═════ Records for this exercise
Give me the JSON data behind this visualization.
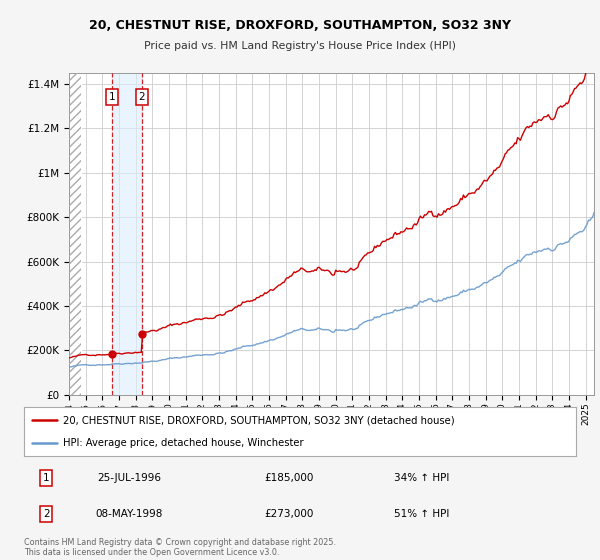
{
  "title_line1": "20, CHESTNUT RISE, DROXFORD, SOUTHAMPTON, SO32 3NY",
  "title_line2": "Price paid vs. HM Land Registry's House Price Index (HPI)",
  "legend_line1": "20, CHESTNUT RISE, DROXFORD, SOUTHAMPTON, SO32 3NY (detached house)",
  "legend_line2": "HPI: Average price, detached house, Winchester",
  "footnote": "Contains HM Land Registry data © Crown copyright and database right 2025.\nThis data is licensed under the Open Government Licence v3.0.",
  "transaction1_label": "1",
  "transaction1_date": "25-JUL-1996",
  "transaction1_price": "£185,000",
  "transaction1_hpi": "34% ↑ HPI",
  "transaction1_year": 1996.56,
  "transaction1_value": 185000,
  "transaction2_label": "2",
  "transaction2_date": "08-MAY-1998",
  "transaction2_price": "£273,000",
  "transaction2_hpi": "51% ↑ HPI",
  "transaction2_year": 1998.36,
  "transaction2_value": 273000,
  "red_color": "#cc0000",
  "blue_color": "#6699cc",
  "hatch_color": "#bbbbbb",
  "shade_color": "#ddeeff",
  "grid_color": "#cccccc",
  "bg_color": "#f5f5f5",
  "plot_bg": "#ffffff",
  "ylim_max": 1450000,
  "xmin": 1994.0,
  "xmax": 2025.5
}
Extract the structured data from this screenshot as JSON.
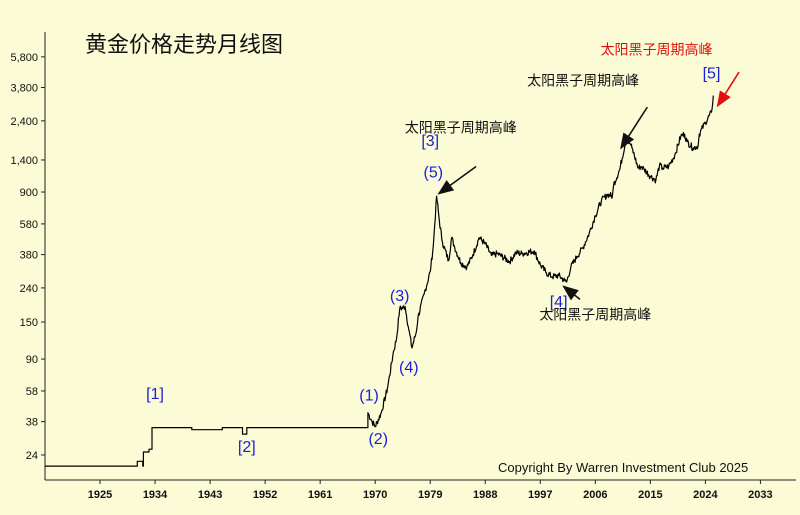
{
  "chart_data": {
    "type": "line",
    "title": "黄金价格走势月线图",
    "xlabel": "",
    "ylabel": "",
    "y_scale": "log",
    "ylim": [
      17,
      6200
    ],
    "xlim": [
      1916,
      2038
    ],
    "grid": false,
    "x_ticks": [
      "1925",
      "1934",
      "1943",
      "1952",
      "1961",
      "1970",
      "1979",
      "1988",
      "1997",
      "2006",
      "2015",
      "2024",
      "2033"
    ],
    "y_ticks": [
      "24",
      "38",
      "58",
      "90",
      "150",
      "240",
      "380",
      "580",
      "900",
      "1,400",
      "2,400",
      "3,800",
      "5,800"
    ],
    "series": [
      {
        "x": [
          1916,
          1931,
          1931.1,
          1932,
          1932.1,
          1933,
          1933.5,
          1934,
          1938,
          1940,
          1945,
          1948,
          1948.3,
          1949,
          1949.3,
          1955,
          1960,
          1965,
          1968,
          1968.8,
          1969.5,
          1970,
          1971,
          1972,
          1973,
          1973.5,
          1974,
          1974.9,
          1975.5,
          1976,
          1976.7,
          1977,
          1978,
          1979,
          1979.5,
          1980.05,
          1980.5,
          1981,
          1982,
          1982.5,
          1983,
          1984,
          1985,
          1986,
          1987,
          1988,
          1989,
          1990,
          1992,
          1993,
          1994,
          1996,
          1997,
          1998,
          1999,
          2000,
          2001,
          2001.3,
          2002,
          2003,
          2004,
          2005,
          2006,
          2007,
          2008,
          2008.8,
          2009,
          2010,
          2011,
          2011.7,
          2012,
          2013,
          2013.5,
          2014,
          2015,
          2015.9,
          2016.5,
          2017,
          2018,
          2019,
          2020,
          2020.6,
          2021,
          2022,
          2022.8,
          2023,
          2024,
          2025,
          2025.3
        ],
        "values": [
          20.6,
          20.6,
          22,
          20.6,
          25,
          26,
          35,
          35,
          35,
          34,
          35,
          35,
          32,
          35,
          35,
          35,
          35,
          35,
          35,
          43,
          38,
          35.5,
          43,
          60,
          100,
          120,
          180,
          185,
          135,
          105,
          130,
          160,
          220,
          300,
          430,
          850,
          600,
          450,
          350,
          480,
          420,
          340,
          320,
          380,
          480,
          440,
          375,
          385,
          345,
          390,
          385,
          400,
          330,
          295,
          280,
          285,
          265,
          260,
          320,
          370,
          420,
          510,
          650,
          800,
          870,
          850,
          1000,
          1230,
          1850,
          1750,
          1650,
          1250,
          1280,
          1230,
          1120,
          1060,
          1300,
          1250,
          1280,
          1500,
          1950,
          2000,
          1800,
          1650,
          1700,
          2000,
          2350,
          2700,
          3400
        ]
      }
    ],
    "annotations": [
      {
        "text": "[1]",
        "x": 1934,
        "y": 52
      },
      {
        "text": "[2]",
        "x": 1949,
        "y": 25
      },
      {
        "text": "(1)",
        "x": 1969,
        "y": 51
      },
      {
        "text": "(2)",
        "x": 1970.5,
        "y": 28
      },
      {
        "text": "(3)",
        "x": 1974,
        "y": 200
      },
      {
        "text": "(4)",
        "x": 1975.5,
        "y": 75
      },
      {
        "text": "[3]",
        "x": 1979,
        "y": 1700
      },
      {
        "text": "(5)",
        "x": 1979.5,
        "y": 1100
      },
      {
        "text": "[4]",
        "x": 2000,
        "y": 185
      },
      {
        "text": "[5]",
        "x": 2025,
        "y": 4300
      },
      {
        "text": "太阳黑子周期高峰",
        "x": 1984,
        "y": 2050
      },
      {
        "text": "太阳黑子周期高峰",
        "x": 2004,
        "y": 3900
      },
      {
        "text": "太阳黑子周期高峰",
        "x": 2006,
        "y": 155
      },
      {
        "text": "太阳黑子周期高峰",
        "x": 2016,
        "y": 6000
      }
    ],
    "colors": {
      "background": "#fbfbd6",
      "line": "#000000",
      "wave_label": "#1a22d8",
      "highlight": "#e01010"
    }
  },
  "copyright": "Copyright By Warren Investment Club 2025"
}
══════════
The problem.
Copy out all the entries exactly. Images stay out of the copy.

Written solution.
Give me the JSON data behind this visualization.
{
  "title_line1": "20, CHESTNUT RISE, DROXFORD, SOUTHAMPTON, SO32 3NY",
  "title_line2": "Price paid vs. HM Land Registry's House Price Index (HPI)",
  "legend_line1": "20, CHESTNUT RISE, DROXFORD, SOUTHAMPTON, SO32 3NY (detached house)",
  "legend_line2": "HPI: Average price, detached house, Winchester",
  "footnote": "Contains HM Land Registry data © Crown copyright and database right 2025.\nThis data is licensed under the Open Government Licence v3.0.",
  "transaction1_label": "1",
  "transaction1_date": "25-JUL-1996",
  "transaction1_price": "£185,000",
  "transaction1_hpi": "34% ↑ HPI",
  "transaction1_year": 1996.56,
  "transaction1_value": 185000,
  "transaction2_label": "2",
  "transaction2_date": "08-MAY-1998",
  "transaction2_price": "£273,000",
  "transaction2_hpi": "51% ↑ HPI",
  "transaction2_year": 1998.36,
  "transaction2_value": 273000,
  "red_color": "#cc0000",
  "blue_color": "#6699cc",
  "hatch_color": "#bbbbbb",
  "shade_color": "#ddeeff",
  "grid_color": "#cccccc",
  "bg_color": "#f5f5f5",
  "plot_bg": "#ffffff",
  "ylim_max": 1450000,
  "xmin": 1994.0,
  "xmax": 2025.5
}
Extract the structured data from this screenshot as JSON.
{
  "chart_data": {
    "type": "line",
    "title": "黄金价格走势月线图",
    "xlabel": "",
    "ylabel": "",
    "y_scale": "log",
    "ylim": [
      17,
      6200
    ],
    "xlim": [
      1916,
      2038
    ],
    "grid": false,
    "x_ticks": [
      "1925",
      "1934",
      "1943",
      "1952",
      "1961",
      "1970",
      "1979",
      "1988",
      "1997",
      "2006",
      "2015",
      "2024",
      "2033"
    ],
    "y_ticks": [
      "24",
      "38",
      "58",
      "90",
      "150",
      "240",
      "380",
      "580",
      "900",
      "1,400",
      "2,400",
      "3,800",
      "5,800"
    ],
    "series": [
      {
        "x": [
          1916,
          1931,
          1931.1,
          1932,
          1932.1,
          1933,
          1933.5,
          1934,
          1938,
          1940,
          1945,
          1948,
          1948.3,
          1949,
          1949.3,
          1955,
          1960,
          1965,
          1968,
          1968.8,
          1969.5,
          1970,
          1971,
          1972,
          1973,
          1973.5,
          1974,
          1974.9,
          1975.5,
          1976,
          1976.7,
          1977,
          1978,
          1979,
          1979.5,
          1980.05,
          1980.5,
          1981,
          1982,
          1982.5,
          1983,
          1984,
          1985,
          1986,
          1987,
          1988,
          1989,
          1990,
          1992,
          1993,
          1994,
          1996,
          1997,
          1998,
          1999,
          2000,
          2001,
          2001.3,
          2002,
          2003,
          2004,
          2005,
          2006,
          2007,
          2008,
          2008.8,
          2009,
          2010,
          2011,
          2011.7,
          2012,
          2013,
          2013.5,
          2014,
          2015,
          2015.9,
          2016.5,
          2017,
          2018,
          2019,
          2020,
          2020.6,
          2021,
          2022,
          2022.8,
          2023,
          2024,
          2025,
          2025.3
        ],
        "values": [
          20.6,
          20.6,
          22,
          20.6,
          25,
          26,
          35,
          35,
          35,
          34,
          35,
          35,
          32,
          35,
          35,
          35,
          35,
          35,
          35,
          43,
          38,
          35.5,
          43,
          60,
          100,
          120,
          180,
          185,
          135,
          105,
          130,
          160,
          220,
          300,
          430,
          850,
          600,
          450,
          350,
          480,
          420,
          340,
          320,
          380,
          480,
          440,
          375,
          385,
          345,
          390,
          385,
          400,
          330,
          295,
          280,
          285,
          265,
          260,
          320,
          370,
          420,
          510,
          650,
          800,
          870,
          850,
          1000,
          1230,
          1850,
          1750,
          1650,
          1250,
          1280,
          1230,
          1120,
          1060,
          1300,
          1250,
          1280,
          1500,
          1950,
          2000,
          1800,
          1650,
          1700,
          2000,
          2350,
          2700,
          3400
        ]
      }
    ],
    "annotations": [
      {
        "text": "[1]",
        "x": 1934,
        "y": 52
      },
      {
        "text": "[2]",
        "x": 1949,
        "y": 25
      },
      {
        "text": "(1)",
        "x": 1969,
        "y": 51
      },
      {
        "text": "(2)",
        "x": 1970.5,
        "y": 28
      },
      {
        "text": "(3)",
        "x": 1974,
        "y": 200
      },
      {
        "text": "(4)",
        "x": 1975.5,
        "y": 75
      },
      {
        "text": "[3]",
        "x": 1979,
        "y": 1700
      },
      {
        "text": "(5)",
        "x": 1979.5,
        "y": 1100
      },
      {
        "text": "[4]",
        "x": 2000,
        "y": 185
      },
      {
        "text": "[5]",
        "x": 2025,
        "y": 4300
      },
      {
        "text": "太阳黑子周期高峰",
        "x": 1984,
        "y": 2050
      },
      {
        "text": "太阳黑子周期高峰",
        "x": 2004,
        "y": 3900
      },
      {
        "text": "太阳黑子周期高峰",
        "x": 2006,
        "y": 155
      },
      {
        "text": "太阳黑子周期高峰",
        "x": 2016,
        "y": 6000
      }
    ],
    "colors": {
      "background": "#fbfbd6",
      "line": "#000000",
      "wave_label": "#1a22d8",
      "highlight": "#e01010"
    }
  },
  "copyright": "Copyright By Warren Investment Club 2025"
}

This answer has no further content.